* _Exercise directions_: Transcribe each line of the material as it is, and drop any picture.

(Part of a data file)
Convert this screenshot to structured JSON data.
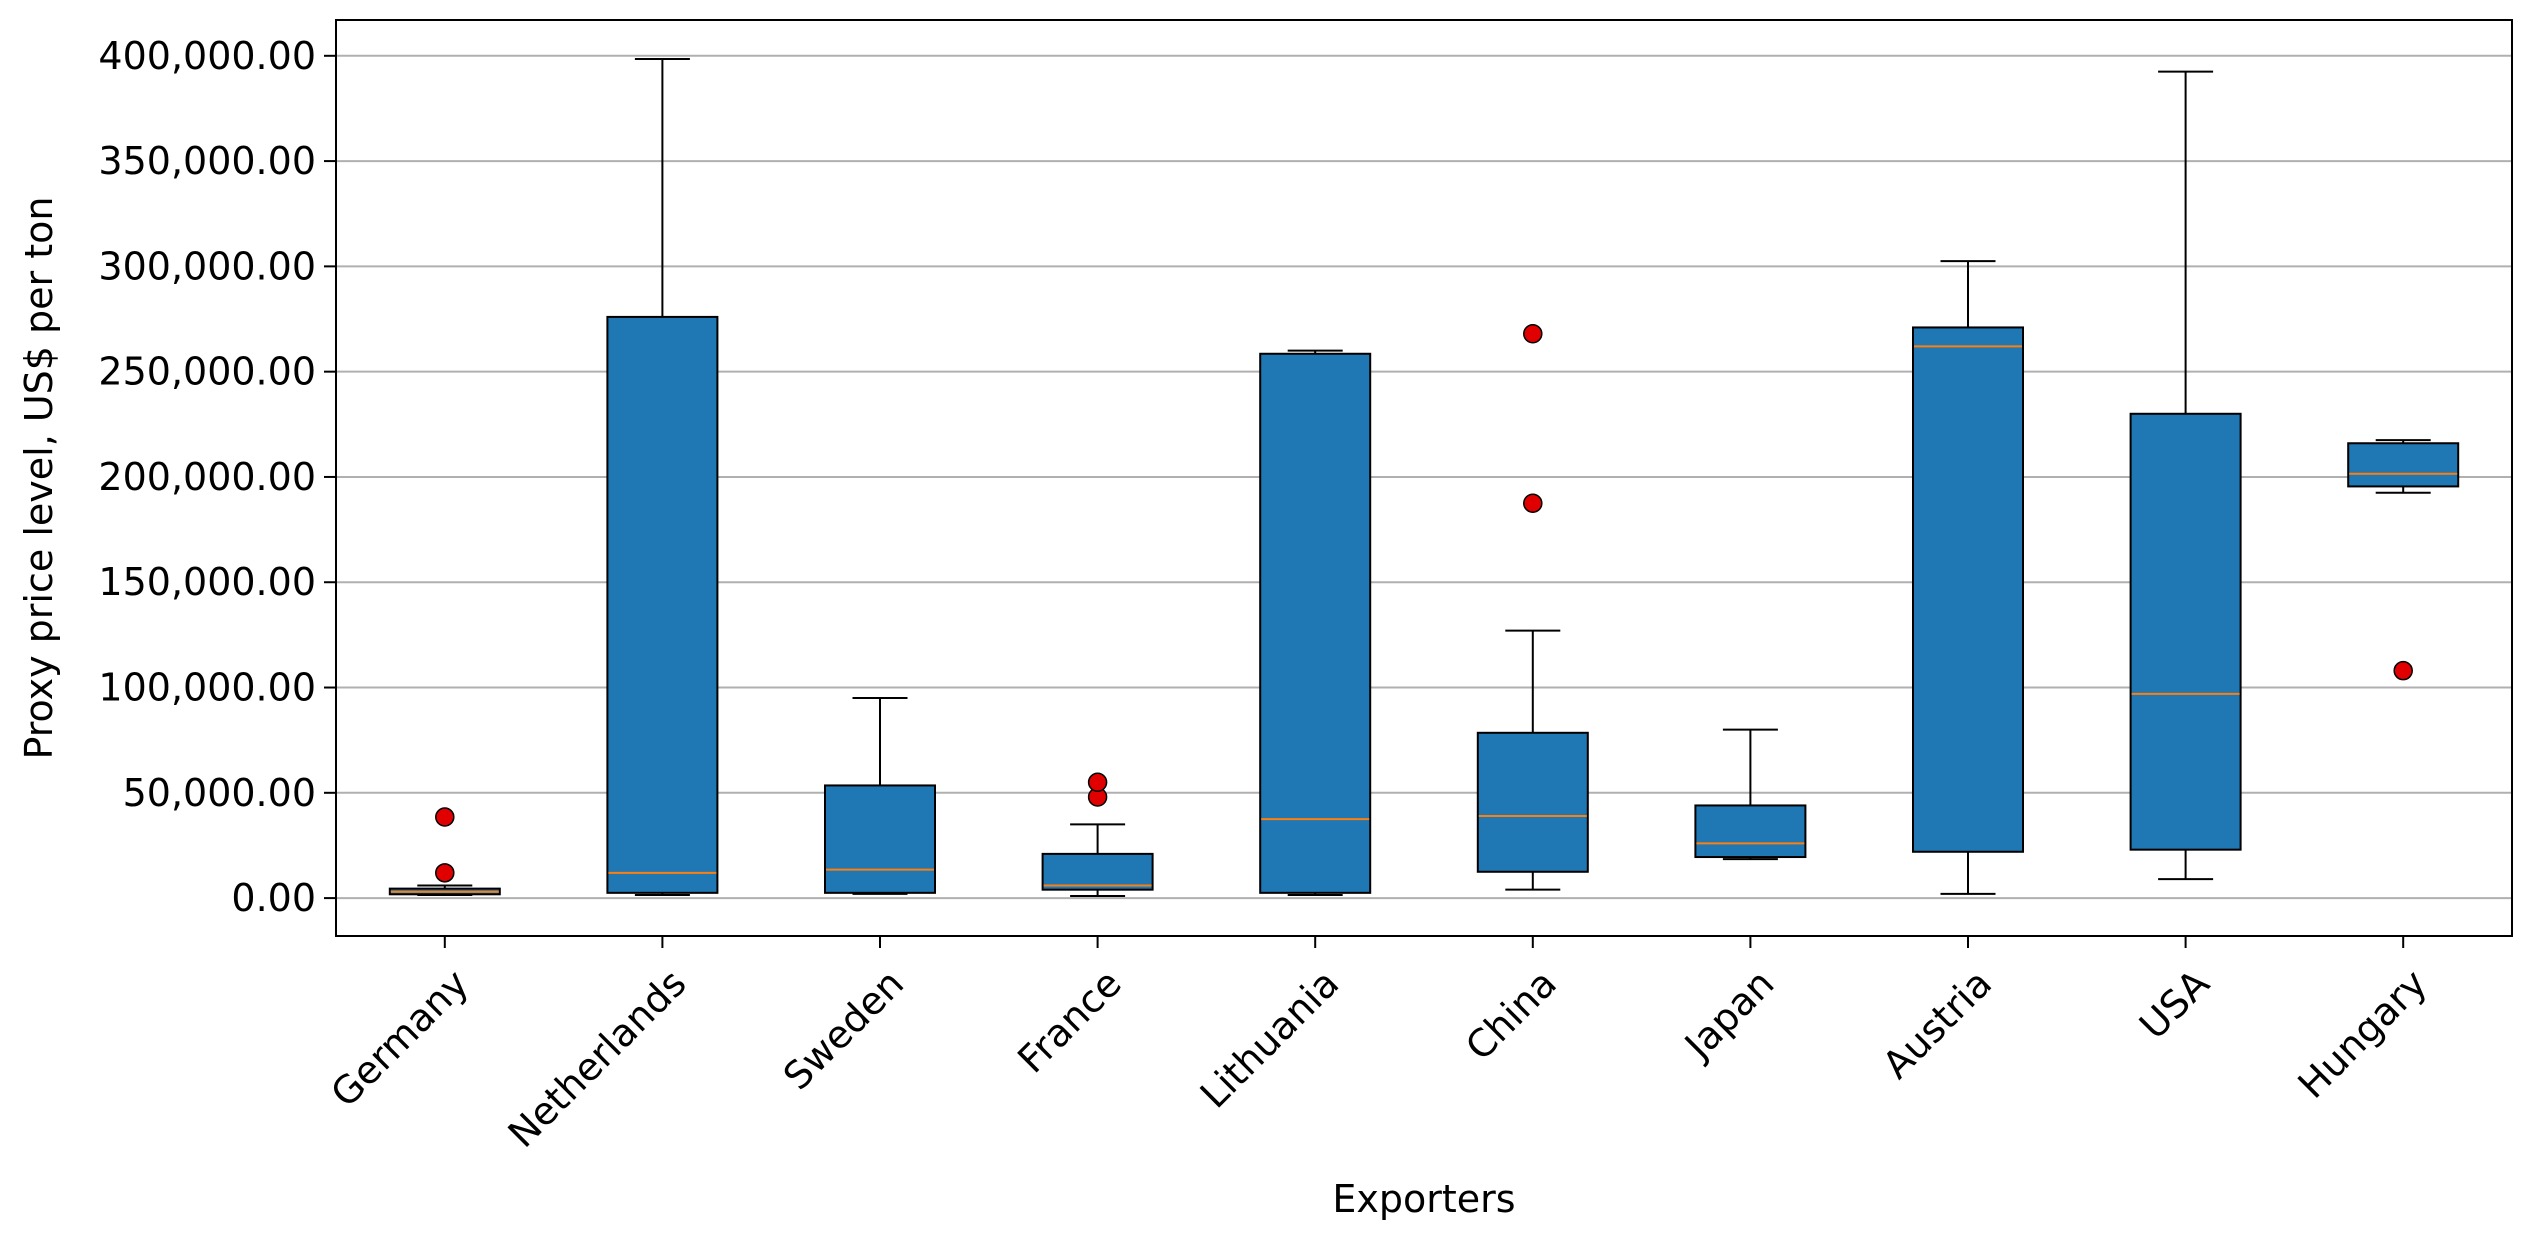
{
  "chart_data": {
    "type": "box",
    "title": "",
    "xlabel": "Exporters",
    "ylabel": "Proxy price level, US$ per ton",
    "ylim": [
      -18000,
      417000
    ],
    "yticks": [
      0,
      50000,
      100000,
      150000,
      200000,
      250000,
      300000,
      350000,
      400000
    ],
    "ytick_labels": [
      "0.00",
      "50,000.00",
      "100,000.00",
      "150,000.00",
      "200,000.00",
      "250,000.00",
      "300,000.00",
      "350,000.00",
      "400,000.00"
    ],
    "grid": "horizontal",
    "categories": [
      "Germany",
      "Netherlands",
      "Sweden",
      "France",
      "Lithuania",
      "China",
      "Japan",
      "Austria",
      "USA",
      "Hungary"
    ],
    "boxes": [
      {
        "whisker_low": 1500,
        "q1": 1800,
        "median": 3000,
        "q3": 4500,
        "whisker_high": 6000,
        "outliers": [
          12000,
          38500
        ]
      },
      {
        "whisker_low": 1500,
        "q1": 2500,
        "median": 12000,
        "q3": 276000,
        "whisker_high": 398500,
        "outliers": []
      },
      {
        "whisker_low": 2000,
        "q1": 2500,
        "median": 13500,
        "q3": 53500,
        "whisker_high": 95000,
        "outliers": []
      },
      {
        "whisker_low": 1000,
        "q1": 4000,
        "median": 6000,
        "q3": 21000,
        "whisker_high": 35000,
        "outliers": [
          48000,
          55000
        ]
      },
      {
        "whisker_low": 1500,
        "q1": 2500,
        "median": 37500,
        "q3": 258500,
        "whisker_high": 260000,
        "outliers": []
      },
      {
        "whisker_low": 4000,
        "q1": 12500,
        "median": 39000,
        "q3": 78500,
        "whisker_high": 127000,
        "outliers": [
          187500,
          268000
        ]
      },
      {
        "whisker_low": 18500,
        "q1": 19500,
        "median": 26000,
        "q3": 44000,
        "whisker_high": 80000,
        "outliers": []
      },
      {
        "whisker_low": 2000,
        "q1": 22000,
        "median": 262000,
        "q3": 271000,
        "whisker_high": 302500,
        "outliers": []
      },
      {
        "whisker_low": 9000,
        "q1": 23000,
        "median": 97000,
        "q3": 230000,
        "whisker_high": 392500,
        "outliers": []
      },
      {
        "whisker_low": 192500,
        "q1": 195500,
        "median": 201500,
        "q3": 216000,
        "whisker_high": 217500,
        "outliers": [
          108000
        ]
      }
    ],
    "colors": {
      "box_fill": "#1f77b4",
      "median": "#ff7f0e",
      "outlier": "#e00000",
      "grid": "#b0b0b0",
      "edge": "#000000"
    }
  }
}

* _Result of this task_:
Convert this screenshot to structured JSON data.
{
  "chart_data": {
    "type": "box",
    "title": "",
    "xlabel": "Exporters",
    "ylabel": "Proxy price level, US$ per ton",
    "ylim": [
      -18000,
      417000
    ],
    "yticks": [
      0,
      50000,
      100000,
      150000,
      200000,
      250000,
      300000,
      350000,
      400000
    ],
    "ytick_labels": [
      "0.00",
      "50,000.00",
      "100,000.00",
      "150,000.00",
      "200,000.00",
      "250,000.00",
      "300,000.00",
      "350,000.00",
      "400,000.00"
    ],
    "grid": "horizontal",
    "categories": [
      "Germany",
      "Netherlands",
      "Sweden",
      "France",
      "Lithuania",
      "China",
      "Japan",
      "Austria",
      "USA",
      "Hungary"
    ],
    "boxes": [
      {
        "whisker_low": 1500,
        "q1": 1800,
        "median": 3000,
        "q3": 4500,
        "whisker_high": 6000,
        "outliers": [
          12000,
          38500
        ]
      },
      {
        "whisker_low": 1500,
        "q1": 2500,
        "median": 12000,
        "q3": 276000,
        "whisker_high": 398500,
        "outliers": []
      },
      {
        "whisker_low": 2000,
        "q1": 2500,
        "median": 13500,
        "q3": 53500,
        "whisker_high": 95000,
        "outliers": []
      },
      {
        "whisker_low": 1000,
        "q1": 4000,
        "median": 6000,
        "q3": 21000,
        "whisker_high": 35000,
        "outliers": [
          48000,
          55000
        ]
      },
      {
        "whisker_low": 1500,
        "q1": 2500,
        "median": 37500,
        "q3": 258500,
        "whisker_high": 260000,
        "outliers": []
      },
      {
        "whisker_low": 4000,
        "q1": 12500,
        "median": 39000,
        "q3": 78500,
        "whisker_high": 127000,
        "outliers": [
          187500,
          268000
        ]
      },
      {
        "whisker_low": 18500,
        "q1": 19500,
        "median": 26000,
        "q3": 44000,
        "whisker_high": 80000,
        "outliers": []
      },
      {
        "whisker_low": 2000,
        "q1": 22000,
        "median": 262000,
        "q3": 271000,
        "whisker_high": 302500,
        "outliers": []
      },
      {
        "whisker_low": 9000,
        "q1": 23000,
        "median": 97000,
        "q3": 230000,
        "whisker_high": 392500,
        "outliers": []
      },
      {
        "whisker_low": 192500,
        "q1": 195500,
        "median": 201500,
        "q3": 216000,
        "whisker_high": 217500,
        "outliers": [
          108000
        ]
      }
    ],
    "colors": {
      "box_fill": "#1f77b4",
      "median": "#ff7f0e",
      "outlier": "#e00000",
      "grid": "#b0b0b0",
      "edge": "#000000"
    }
  }
}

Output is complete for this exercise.